Recorded data
○ ○ ○
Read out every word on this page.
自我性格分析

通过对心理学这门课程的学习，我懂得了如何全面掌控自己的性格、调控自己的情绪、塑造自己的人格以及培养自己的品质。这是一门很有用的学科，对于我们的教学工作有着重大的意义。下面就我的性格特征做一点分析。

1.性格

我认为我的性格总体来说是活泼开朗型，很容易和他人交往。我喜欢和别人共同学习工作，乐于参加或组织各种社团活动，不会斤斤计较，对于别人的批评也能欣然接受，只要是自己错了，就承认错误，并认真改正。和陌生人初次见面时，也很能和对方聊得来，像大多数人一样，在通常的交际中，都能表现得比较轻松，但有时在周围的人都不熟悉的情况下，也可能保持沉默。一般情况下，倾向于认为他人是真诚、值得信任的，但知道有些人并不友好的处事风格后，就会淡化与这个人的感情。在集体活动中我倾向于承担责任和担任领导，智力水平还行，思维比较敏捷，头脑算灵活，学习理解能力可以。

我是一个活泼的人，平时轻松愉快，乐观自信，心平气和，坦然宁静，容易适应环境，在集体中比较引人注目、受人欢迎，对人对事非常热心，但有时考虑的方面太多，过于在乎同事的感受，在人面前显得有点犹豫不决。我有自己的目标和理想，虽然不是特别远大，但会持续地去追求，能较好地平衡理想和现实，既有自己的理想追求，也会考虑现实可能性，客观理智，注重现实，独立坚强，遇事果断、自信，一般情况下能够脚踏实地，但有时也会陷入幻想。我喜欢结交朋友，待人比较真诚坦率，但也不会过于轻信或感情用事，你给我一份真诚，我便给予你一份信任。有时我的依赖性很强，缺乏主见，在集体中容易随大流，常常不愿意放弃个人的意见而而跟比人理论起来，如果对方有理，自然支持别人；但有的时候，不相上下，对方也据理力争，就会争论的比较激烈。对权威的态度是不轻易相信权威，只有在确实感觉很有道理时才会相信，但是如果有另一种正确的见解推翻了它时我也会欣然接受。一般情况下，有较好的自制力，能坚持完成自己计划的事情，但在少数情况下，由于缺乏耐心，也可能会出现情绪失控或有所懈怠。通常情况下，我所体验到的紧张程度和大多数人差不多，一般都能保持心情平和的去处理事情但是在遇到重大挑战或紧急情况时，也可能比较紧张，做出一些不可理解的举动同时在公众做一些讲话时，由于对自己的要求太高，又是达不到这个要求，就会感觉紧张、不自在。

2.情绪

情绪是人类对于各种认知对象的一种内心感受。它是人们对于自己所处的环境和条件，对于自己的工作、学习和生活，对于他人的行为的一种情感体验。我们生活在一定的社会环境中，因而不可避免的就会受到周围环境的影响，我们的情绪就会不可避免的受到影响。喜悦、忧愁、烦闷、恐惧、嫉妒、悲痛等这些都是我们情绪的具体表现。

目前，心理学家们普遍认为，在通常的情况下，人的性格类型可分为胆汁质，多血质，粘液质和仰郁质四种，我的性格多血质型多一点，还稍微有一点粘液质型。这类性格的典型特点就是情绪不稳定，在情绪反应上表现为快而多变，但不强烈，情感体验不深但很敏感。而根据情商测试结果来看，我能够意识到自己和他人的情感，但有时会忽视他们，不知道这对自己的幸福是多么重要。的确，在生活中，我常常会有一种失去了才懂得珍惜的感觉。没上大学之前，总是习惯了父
○ ○ ○
• **To be done**
Search the records for the word "一般情况下". Copy every line that has it.

• **Result of this exercise**
我认为我的性格总体来说是活泼开朗型，很容易和他人交往。我喜欢和别人共同学习工作，乐于参加或组织各种社团活动，不会斤斤计较，对于别人的批评也能欣然接受，只要是自己错了，就承认错误，并认真改正。和陌生人初次见面时，也很能和对方聊得来，像大多数人一样，在通常的交际中，都能表现得比较轻松，但有时在周围的人都不熟悉的情况下，也可能保持沉默。一般情况下，倾向于认为他人是真诚、值得信任的，但知道有些人并不友好的处事风格后，就会淡化与这个人的感情。在集体活动中我倾向于承担责任和担任领导，智力水平还行，思维比较敏捷，头脑算灵活，学习理解能力可以。
我是一个活泼的人，平时轻松愉快，乐观自信，心平气和，坦然宁静，容易适应环境，在集体中比较引人注目、受人欢迎，对人对事非常热心，但有时考虑的方面太多，过于在乎同事的感受，在人面前显得有点犹豫不决。我有自己的目标和理想，虽然不是特别远大，但会持续地去追求，能较好地平衡理想和现实，既有自己的理想追求，也会考虑现实可能性，客观理智，注重现实，独立坚强，遇事果断、自信，一般情况下能够脚踏实地，但有时也会陷入幻想。我喜欢结交朋友，待人比较真诚坦率，但也不会过于轻信或感情用事，你给我一份真诚，我便给予你一份信任。有时我的依赖性很强，缺乏主见，在集体中容易随大流，常常不愿意放弃个人的意见而而跟比人理论起来，如果对方有理，自然支持别人；但有的时候，不相上下，对方也据理力争，就会争论的比较激烈。对权威的态度是不轻易相信权威，只有在确实感觉很有道理时才会相信，但是如果有另一种正确的见解推翻了它时我也会欣然接受。一般情况下，有较好的自制力，能坚持完成自己计划的事情，但在少数情况下，由于缺乏耐心，也可能会出现情绪失控或有所懈怠。通常情况下，我所体验到的紧张程度和大多数人差不多，一般都能保持心情平和的去处理事情但是在遇到重大挑战或紧急情况时，也可能比较紧张，做出一些不可理解的举动同时在公众做一些讲话时，由于对自己的要求太高，又是达不到这个要求，就会感觉紧张、不自在。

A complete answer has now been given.